## Directions for this task:
Please output every line of the material as it stands, without the pictures.
┌─ The records
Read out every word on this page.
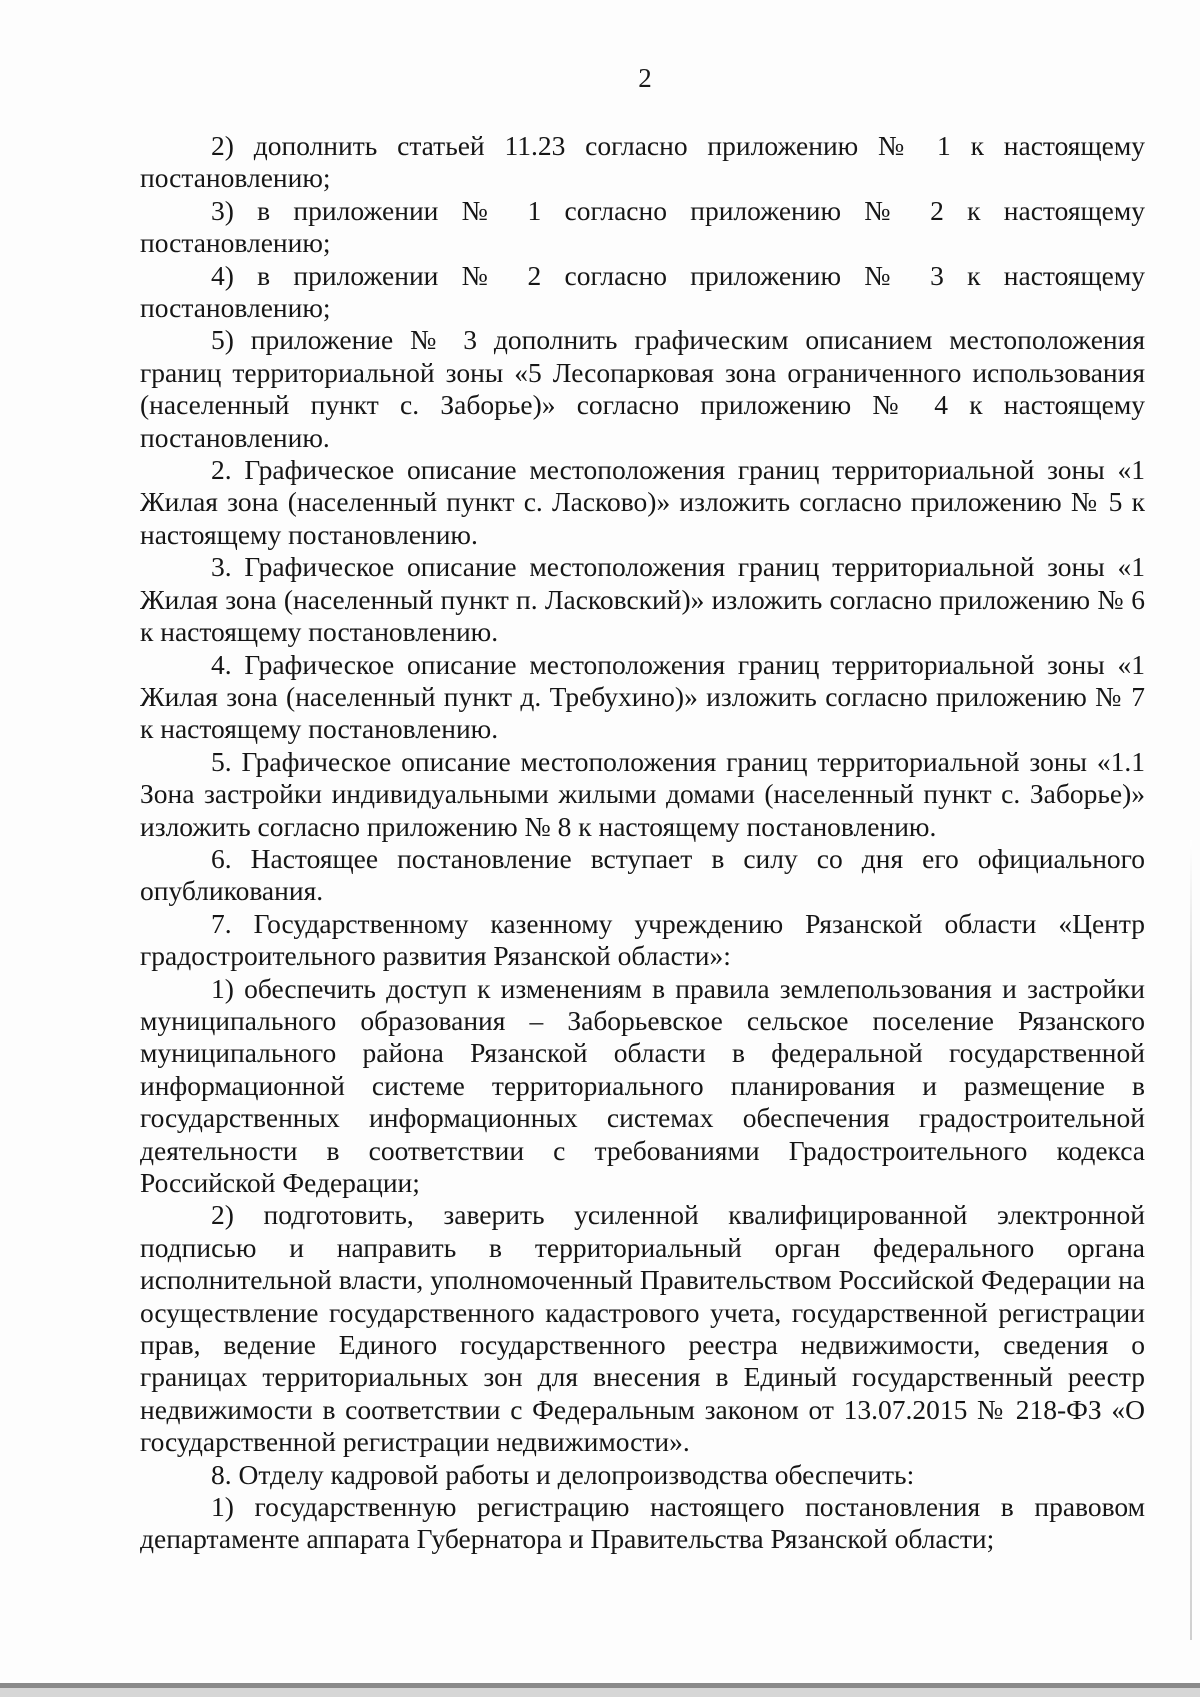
2

2) дополнить статьей 11.23 согласно приложению № 1 к настоящему постановлению;

3) в приложении № 1 согласно приложению № 2 к настоящему постановлению;

4) в приложении № 2 согласно приложению № 3 к настоящему постановлению;

5) приложение № 3 дополнить графическим описанием местоположения границ территориальной зоны «5 Лесопарковая зона ограниченного использования (населенный пункт с. Заборье)» согласно приложению № 4 к настоящему постановлению.

2. Графическое описание местоположения границ территориальной зоны «1 Жилая зона (населенный пункт с. Ласково)» изложить согласно приложению № 5 к настоящему постановлению.

3. Графическое описание местоположения границ территориальной зоны «1 Жилая зона (населенный пункт п. Ласковский)» изложить согласно приложению № 6 к настоящему постановлению.

4. Графическое описание местоположения границ территориальной зоны «1 Жилая зона (населенный пункт д. Требухино)» изложить согласно приложению № 7 к настоящему постановлению.

5. Графическое описание местоположения границ территориальной зоны «1.1 Зона застройки индивидуальными жилыми домами (населенный пункт с. Заборье)» изложить согласно приложению № 8 к настоящему постановлению.

6. Настоящее постановление вступает в силу со дня его официального опубликования.

7. Государственному казенному учреждению Рязанской области «Центр градостроительного развития Рязанской области»:

1) обеспечить доступ к изменениям в правила землепользования и застройки муниципального образования – Заборьевское сельское поселение Рязанского муниципального района Рязанской области в федеральной государственной информационной системе территориального планирования и размещение в государственных информационных системах обеспечения градостроительной деятельности в соответствии с требованиями Градостроительного кодекса Российской Федерации;

2) подготовить, заверить усиленной квалифицированной электронной подписью и направить в территориальный орган федерального органа исполнительной власти, уполномоченный Правительством Российской Федерации на осуществление государственного кадастрового учета, государственной регистрации прав, ведение Единого государственного реестра недвижимости, сведения о границах территориальных зон для внесения в Единый государственный реестр недвижимости в соответствии с Федеральным законом от 13.07.2015 № 218-ФЗ «О государственной регистрации недвижимости».

8. Отделу кадровой работы и делопроизводства обеспечить:

1) государственную регистрацию настоящего постановления в правовом департаменте аппарата Губернатора и Правительства Рязанской области;
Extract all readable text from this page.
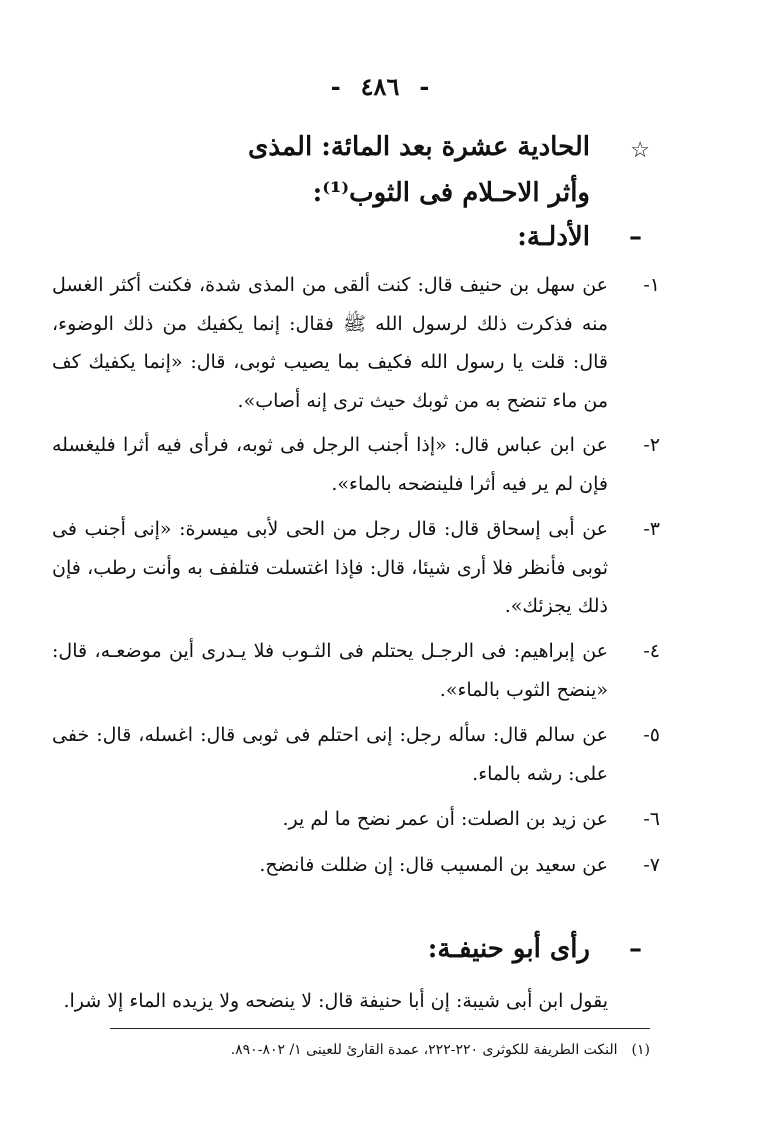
-٤٨٦-
☆
الحادية عشرة بعد المائة: المذى
وأثر الاحـلام فى الثوب⁽¹⁾:
–
الأدلـة:
١-
عن سهل بن حنيف قال: كنت ألقى من المذى شدة، فكنت أكثر الغسل منه فذكرت ذلك لرسول الله ﷺ فقال: إنما يكفيك من ذلك الوضوء، قال: قلت يا رسول الله فكيف بما يصيب ثوبى، قال: «إنما يكفيك كف من ماء تنضح به من ثوبك حيث ترى إنه أصاب».
٢-
عن ابن عباس قال: «إذا أجنب الرجل فى ثوبه، فرأى فيه أثرا فليغسله فإن لم ير فيه أثرا فلينضحه بالماء».
٣-
عن أبى إسحاق قال: قال رجل من الحى لأبى ميسرة: «إنى أجنب فى ثوبى فأنظر فلا أرى شيئا، قال: فإذا اغتسلت فتلفف به وأنت رطب، فإن ذلك يجزئك».
٤-
عن إبراهيم: فى الرجـل يحتلم فى الثـوب فلا يـدرى أين موضعـه، قال: «ينضح الثوب بالماء».
٥-
عن سالم قال: سأله رجل: إنى احتلم فى ثوبى قال: اغسله، قال: خفى على: رشه بالماء.
٦-
عن زيد بن الصلت: أن عمر نضح ما لم ير.
٧-
عن سعيد بن المسيب قال: إن ضللت فانضح.
–
رأى أبو حنيفـة:
يقول ابن أبى شيبة: إن أبا حنيفة قال: لا ينضحه ولا يزيده الماء إلا شرا.
(١)النكت الطريفة للكوثرى ٢٢٠-٢٢٢، عمدة القارئ للعينى ١/ ٨٠٢-٨٩٠.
└─
## Problem solution:
Read out every word on this page.
2

2) дополнить статьей 11.23 согласно приложению № 1 к настоящему постановлению;

3) в приложении № 1 согласно приложению № 2 к настоящему постановлению;

4) в приложении № 2 согласно приложению № 3 к настоящему постановлению;

5) приложение № 3 дополнить графическим описанием местоположения границ территориальной зоны «5 Лесопарковая зона ограниченного использования (населенный пункт с. Заборье)» согласно приложению № 4 к настоящему постановлению.

2. Графическое описание местоположения границ территориальной зоны «1 Жилая зона (населенный пункт с. Ласково)» изложить согласно приложению № 5 к настоящему постановлению.

3. Графическое описание местоположения границ территориальной зоны «1 Жилая зона (населенный пункт п. Ласковский)» изложить согласно приложению № 6 к настоящему постановлению.

4. Графическое описание местоположения границ территориальной зоны «1 Жилая зона (населенный пункт д. Требухино)» изложить согласно приложению № 7 к настоящему постановлению.

5. Графическое описание местоположения границ территориальной зоны «1.1 Зона застройки индивидуальными жилыми домами (населенный пункт с. Заборье)» изложить согласно приложению № 8 к настоящему постановлению.

6. Настоящее постановление вступает в силу со дня его официального опубликования.

7. Государственному казенному учреждению Рязанской области «Центр градостроительного развития Рязанской области»:

1) обеспечить доступ к изменениям в правила землепользования и застройки муниципального образования – Заборьевское сельское поселение Рязанского муниципального района Рязанской области в федеральной государственной информационной системе территориального планирования и размещение в государственных информационных системах обеспечения градостроительной деятельности в соответствии с требованиями Градостроительного кодекса Российской Федерации;

2) подготовить, заверить усиленной квалифицированной электронной подписью и направить в территориальный орган федерального органа исполнительной власти, уполномоченный Правительством Российской Федерации на осуществление государственного кадастрового учета, государственной регистрации прав, ведение Единого государственного реестра недвижимости, сведения о границах территориальных зон для внесения в Единый государственный реестр недвижимости в соответствии с Федеральным законом от 13.07.2015 № 218-ФЗ «О государственной регистрации недвижимости».

8. Отделу кадровой работы и делопроизводства обеспечить:

1) государственную регистрацию настоящего постановления в правовом департаменте аппарата Губернатора и Правительства Рязанской области;
Extract all readable text from this page.
-٤٨٦-
☆
الحادية عشرة بعد المائة: المذى
وأثر الاحـلام فى الثوب⁽¹⁾:
–
الأدلـة:
١-
عن سهل بن حنيف قال: كنت ألقى من المذى شدة، فكنت أكثر الغسل منه فذكرت ذلك لرسول الله ﷺ فقال: إنما يكفيك من ذلك الوضوء، قال: قلت يا رسول الله فكيف بما يصيب ثوبى، قال: «إنما يكفيك كف من ماء تنضح به من ثوبك حيث ترى إنه أصاب».
٢-
عن ابن عباس قال: «إذا أجنب الرجل فى ثوبه، فرأى فيه أثرا فليغسله فإن لم ير فيه أثرا فلينضحه بالماء».
٣-
عن أبى إسحاق قال: قال رجل من الحى لأبى ميسرة: «إنى أجنب فى ثوبى فأنظر فلا أرى شيئا، قال: فإذا اغتسلت فتلفف به وأنت رطب، فإن ذلك يجزئك».
٤-
عن إبراهيم: فى الرجـل يحتلم فى الثـوب فلا يـدرى أين موضعـه، قال: «ينضح الثوب بالماء».
٥-
عن سالم قال: سأله رجل: إنى احتلم فى ثوبى قال: اغسله، قال: خفى على: رشه بالماء.
٦-
عن زيد بن الصلت: أن عمر نضح ما لم ير.
٧-
عن سعيد بن المسيب قال: إن ضللت فانضح.
–
رأى أبو حنيفـة:
يقول ابن أبى شيبة: إن أبا حنيفة قال: لا ينضحه ولا يزيده الماء إلا شرا.
(١)النكت الطريفة للكوثرى ٢٢٠-٢٢٢، عمدة القارئ للعينى ١/ ٨٠٢-٨٩٠.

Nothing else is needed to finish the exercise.